EXERCISE OBJECTIVE: Report how many lines contain the word "존재하지", with no other text.

TASK MATERIAL:
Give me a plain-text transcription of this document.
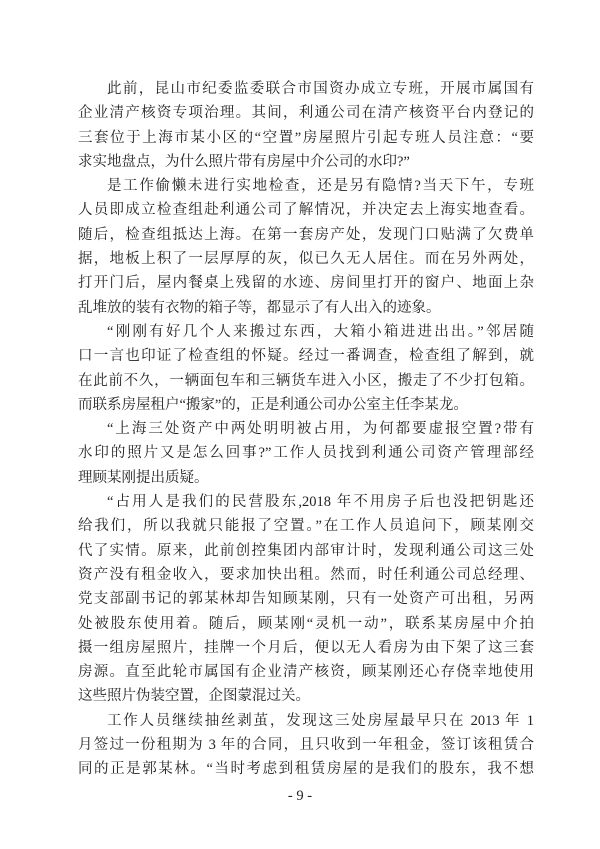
此前，昆山市纪委监委联合市国资办成立专班，开展市属国有
企业清产核资专项治理。其间，利通公司在清产核资平台内登记的
三套位于上海市某小区的“空置”房屋照片引起专班人员注意：“要
求实地盘点，为什么照片带有房屋中介公司的水印?”
是工作偷懒未进行实地检查，还是另有隐情?当天下午，专班
人员即成立检查组赴利通公司了解情况，并决定去上海实地查看。
随后，检查组抵达上海。在第一套房产处，发现门口贴满了欠费单
据，地板上积了一层厚厚的灰，似已久无人居住。而在另外两处，
打开门后，屋内餐桌上残留的水迹、房间里打开的窗户、地面上杂
乱堆放的装有衣物的箱子等，都显示了有人出入的迹象。
“刚刚有好几个人来搬过东西，大箱小箱进进出出。”邻居随
口一言也印证了检查组的怀疑。经过一番调查，检查组了解到，就
在此前不久，一辆面包车和三辆货车进入小区，搬走了不少打包箱。
而联系房屋租户“搬家”的，正是利通公司办公室主任李某龙。
“上海三处资产中两处明明被占用，为何都要虚报空置?带有
水印的照片又是怎么回事?”工作人员找到利通公司资产管理部经
理顾某刚提出质疑。
“占用人是我们的民营股东,2018 年不用房子后也没把钥匙还
给我们，所以我就只能报了空置。”在工作人员追问下，顾某刚交
代了实情。原来，此前创控集团内部审计时，发现利通公司这三处
资产没有租金收入，要求加快出租。然而，时任利通公司总经理、
党支部副书记的郭某林却告知顾某刚，只有一处资产可出租，另两
处被股东使用着。随后，顾某刚“灵机一动”，联系某房屋中介拍
摄一组房屋照片，挂牌一个月后，便以无人看房为由下架了这三套
房源。直至此轮市属国有企业清产核资，顾某刚还心存侥幸地使用
这些照片伪装空置，企图蒙混过关。
工作人员继续抽丝剥茧，发现这三处房屋最早只在 2013 年 1
月签过一份租期为 3 年的合同，且只收到一年租金，签订该租赁合
同的正是郭某林。“当时考虑到租赁房屋的是我们的股东，我不想
- 9 -
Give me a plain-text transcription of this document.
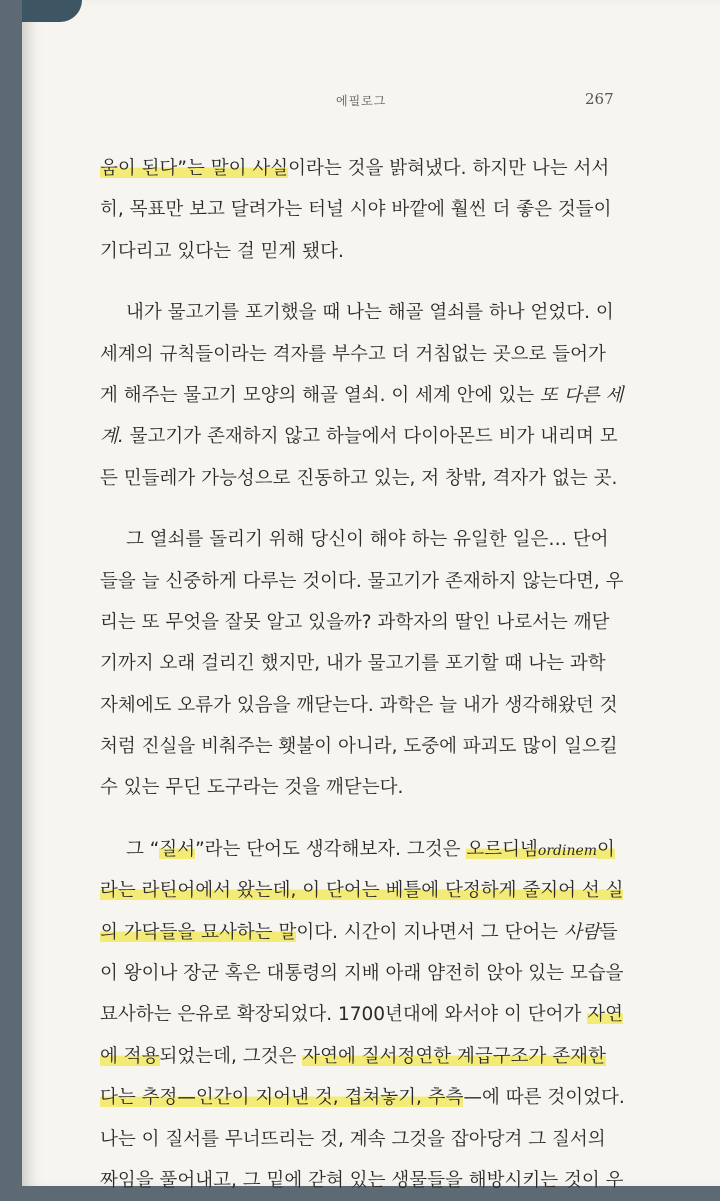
에필로그	267
움이 된다”는 말이 사실이라는 것을 밝혀냈다. 하지만 나는 서서
히, 목표만 보고 달려가는 터널 시야 바깥에 훨씬 더 좋은 것들이
기다리고 있다는 걸 믿게 됐다.
내가 물고기를 포기했을 때 나는 해골 열쇠를 하나 얻었다. 이
세계의 규칙들이라는 격자를 부수고 더 거침없는 곳으로 들어가
게 해주는 물고기 모양의 해골 열쇠. 이 세계 안에 있는 또 다른 세
계. 물고기가 존재하지 않고 하늘에서 다이아몬드 비가 내리며 모
든 민들레가 가능성으로 진동하고 있는, 저 창밖, 격자가 없는 곳.
그 열쇠를 돌리기 위해 당신이 해야 하는 유일한 일은… 단어
들을 늘 신중하게 다루는 것이다. 물고기가 존재하지 않는다면, 우
리는 또 무엇을 잘못 알고 있을까? 과학자의 딸인 나로서는 깨닫
기까지 오래 걸리긴 했지만, 내가 물고기를 포기할 때 나는 과학
자체에도 오류가 있음을 깨닫는다. 과학은 늘 내가 생각해왔던 것
처럼 진실을 비춰주는 횃불이 아니라, 도중에 파괴도 많이 일으킬
수 있는 무딘 도구라는 것을 깨닫는다.
그 “질서”라는 단어도 생각해보자. 그것은 오르디넴ordinem이
라는 라틴어에서 왔는데, 이 단어는 베틀에 단정하게 줄지어 선 실
의 가닥들을 묘사하는 말이다. 시간이 지나면서 그 단어는 사람들
이 왕이나 장군 혹은 대통령의 지배 아래 얌전히 앉아 있는 모습을
묘사하는 은유로 확장되었다. 1700년대에 와서야 이 단어가 자연
에 적용되었는데, 그것은 자연에 질서정연한 계급구조가 존재한
다는 추정—인간이 지어낸 것, 겹쳐놓기, 추측—에 따른 것이었다.
나는 이 질서를 무너뜨리는 것, 계속 그것을 잡아당겨 그 질서의
짜임을 풀어내고, 그 밑에 갇혀 있는 생물들을 해방시키는 것이 우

RESPONSE: 2